**Instructions:**
1) Reproduce a portion of the forum thread, beginning at the words that have "I’m so sorry" and stopping after "grim little man.".
2) Answer these questions about the forum thread:
(a) Which organization does Streaaa tell the poster to call?
(b) What did bettydavieseyes make for lunch while up that morning?
(c) When the poster came home from work the day before being ill, what did the partner ask?

**Text shown:**
☆ ☆ ☆ ☆ ☆ ☆ ☆

Please get yourself away from this vile beast before your daughter grows up seeing her mother abused and thinking that that shit is normal.

You haven't done anything wrong. No one deserves to be abused. And abusive men never magically become good people.

Run. Fast and far.
He obviously won't get full custody lol. That doesn't gappen. Even if he did, he'd never be arsed to look after her, he'd drop her back with you.

Abusive men are often worse when they aren't the center of attention, eg, because you are ill or focussing on family tragedy.

But make no mistake, he isn't capable of love.

JJJxox · 08/04/2025 22:39

That’s awful :(
was there an argument before you became unwell or this is all just since?
if this is all because you have a sickness bug then that is quite disturbing behaviour!
I hope you are feeling better soon!!

kittenkipping · 08/04/2025 23:48

I’m so sorry op. Of course you aren’t wrong. He’s selfish and cruel. I hope you feel better soon.

StrawberryWater · 08/04/2025 23:53

Concentrate on getting better and then start working on ways to leave this sorry excuse for a human being. What a grim little man.

Kelly1999x · 09/04/2025 07:33

JJJxox · 08/04/2025 22:39

That’s awful :(
was there an argument before you became unwell or this is all just since?
if this is all because you have a sickness bug then that is quite disturbing behaviour!
I hope you are feeling better soon!!

I came home from work after him day before I was ill and he was sat on couch he asked what was for dinner and I said that I wasnt hungry as I didnt feel well he just said “oh right whatever then” because I wasn’t making dinner.

OP posts:
Streaaa · 09/04/2025 08:12

Call Womens aid.
YOU pack a bag and go to your mothers.
Tell her the truth.
You are being abused.

colourblockss · 09/04/2025 17:56

i agree with the first commenter, your partner doesn’t sound like a nice man and it sounds like he doesn’t like you in the slightest and has no respect. If he loved you and cared for you he would be sympathetic of you being poorly and take over the parenting and help you when you need it the most not get the arse on with you because you’ve not managed to do anything in the house. I would call it a day

bettydavieseyes · 09/04/2025 18:02

What an arse.

I'm not well today. Its just a (bad) cold and my wife also has a cold but she's done everything today because i feel rubbish when im up and about. When she isnt well I do everything and I've got up every morning for the past few days so she can lie in until 9-10 and sorted the DC showers and breakfast etc. Partners should be a team! Imagine saying F off as well. That's awful. Get well soon OP 💐

bettydavieseyes · 09/04/2025 18:03

I tell a lie I made a soup for lunch while I was up this morning so lunch was done as well. Then she did everything else and made dinner.

SpringIsSpringing25 · 09/04/2025 18:09

I'm really sorry to hear about your dad😘

How would your mum feel about you and DD going to stay with her??

The man can't even be bothered to get up to her in the night when she's crying, he's not taking her anywhere!!

☆ ☆ ☆ ☆ ☆ ☆ ☆

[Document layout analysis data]
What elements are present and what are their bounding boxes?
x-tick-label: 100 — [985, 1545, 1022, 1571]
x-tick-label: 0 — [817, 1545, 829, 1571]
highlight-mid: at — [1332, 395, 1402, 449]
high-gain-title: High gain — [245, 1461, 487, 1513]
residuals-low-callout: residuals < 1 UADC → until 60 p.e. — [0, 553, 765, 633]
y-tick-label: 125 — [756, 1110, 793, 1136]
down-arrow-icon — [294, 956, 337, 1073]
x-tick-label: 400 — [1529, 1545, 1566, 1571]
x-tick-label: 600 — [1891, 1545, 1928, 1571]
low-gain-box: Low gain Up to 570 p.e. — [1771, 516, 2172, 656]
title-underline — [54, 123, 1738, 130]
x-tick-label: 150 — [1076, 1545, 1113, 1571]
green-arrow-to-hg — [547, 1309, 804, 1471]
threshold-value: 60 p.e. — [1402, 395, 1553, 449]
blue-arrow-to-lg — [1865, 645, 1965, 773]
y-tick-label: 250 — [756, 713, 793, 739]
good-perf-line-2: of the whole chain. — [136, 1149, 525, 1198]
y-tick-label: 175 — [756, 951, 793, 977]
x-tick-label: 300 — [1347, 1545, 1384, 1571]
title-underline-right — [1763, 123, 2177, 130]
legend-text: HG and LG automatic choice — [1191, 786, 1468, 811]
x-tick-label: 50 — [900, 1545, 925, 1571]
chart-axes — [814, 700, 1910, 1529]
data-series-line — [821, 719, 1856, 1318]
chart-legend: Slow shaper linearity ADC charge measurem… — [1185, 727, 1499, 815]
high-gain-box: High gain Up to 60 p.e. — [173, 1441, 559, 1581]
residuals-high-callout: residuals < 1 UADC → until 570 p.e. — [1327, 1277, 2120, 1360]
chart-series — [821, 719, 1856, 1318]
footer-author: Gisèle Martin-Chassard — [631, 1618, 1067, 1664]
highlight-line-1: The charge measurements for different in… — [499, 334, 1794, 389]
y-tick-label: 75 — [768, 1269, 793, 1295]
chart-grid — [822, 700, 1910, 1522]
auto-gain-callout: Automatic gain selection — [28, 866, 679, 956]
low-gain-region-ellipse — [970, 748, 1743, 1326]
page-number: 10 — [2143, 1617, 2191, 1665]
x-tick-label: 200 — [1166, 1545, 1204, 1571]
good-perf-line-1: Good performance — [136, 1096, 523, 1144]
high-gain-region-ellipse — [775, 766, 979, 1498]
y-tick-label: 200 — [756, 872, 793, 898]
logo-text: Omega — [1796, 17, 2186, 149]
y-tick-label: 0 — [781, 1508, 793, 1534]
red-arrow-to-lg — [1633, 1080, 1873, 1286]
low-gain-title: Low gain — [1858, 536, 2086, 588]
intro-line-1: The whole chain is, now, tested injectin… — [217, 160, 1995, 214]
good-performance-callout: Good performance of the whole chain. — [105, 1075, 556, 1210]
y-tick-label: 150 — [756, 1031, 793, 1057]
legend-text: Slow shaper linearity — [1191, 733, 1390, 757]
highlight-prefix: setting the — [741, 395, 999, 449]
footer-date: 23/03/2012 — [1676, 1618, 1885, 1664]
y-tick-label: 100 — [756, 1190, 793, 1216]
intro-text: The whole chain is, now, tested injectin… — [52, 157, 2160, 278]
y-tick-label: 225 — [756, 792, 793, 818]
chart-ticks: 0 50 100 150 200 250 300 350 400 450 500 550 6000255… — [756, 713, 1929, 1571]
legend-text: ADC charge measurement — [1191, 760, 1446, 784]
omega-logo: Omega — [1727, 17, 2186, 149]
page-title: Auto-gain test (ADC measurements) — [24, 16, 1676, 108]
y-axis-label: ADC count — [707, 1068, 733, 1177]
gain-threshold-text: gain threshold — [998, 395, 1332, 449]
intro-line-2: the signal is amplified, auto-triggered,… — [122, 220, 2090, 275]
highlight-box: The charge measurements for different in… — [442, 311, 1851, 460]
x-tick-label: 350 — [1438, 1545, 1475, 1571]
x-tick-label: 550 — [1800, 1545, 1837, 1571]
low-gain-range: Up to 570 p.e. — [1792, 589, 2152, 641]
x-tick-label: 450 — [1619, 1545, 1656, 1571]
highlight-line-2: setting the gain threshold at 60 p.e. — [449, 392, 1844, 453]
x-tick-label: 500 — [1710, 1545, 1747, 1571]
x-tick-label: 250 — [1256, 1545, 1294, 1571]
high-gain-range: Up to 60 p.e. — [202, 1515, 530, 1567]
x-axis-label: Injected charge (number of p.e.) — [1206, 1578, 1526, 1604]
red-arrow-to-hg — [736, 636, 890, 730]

☆ ☆ ☆ ☆ ☆ ☆ ☆

**Answers to the tasks:**
1)
I’m so sorry op. Of course you aren’t wrong. He’s selfish and cruel. I hope you feel better soon.

StrawberryWater · 08/04/2025 23:53

Concentrate on getting better and then start working on ways to leave this sorry excuse for a human being. What a grim little man.

2)
(a) Womens aid
(b) A soup
(c) What was for dinner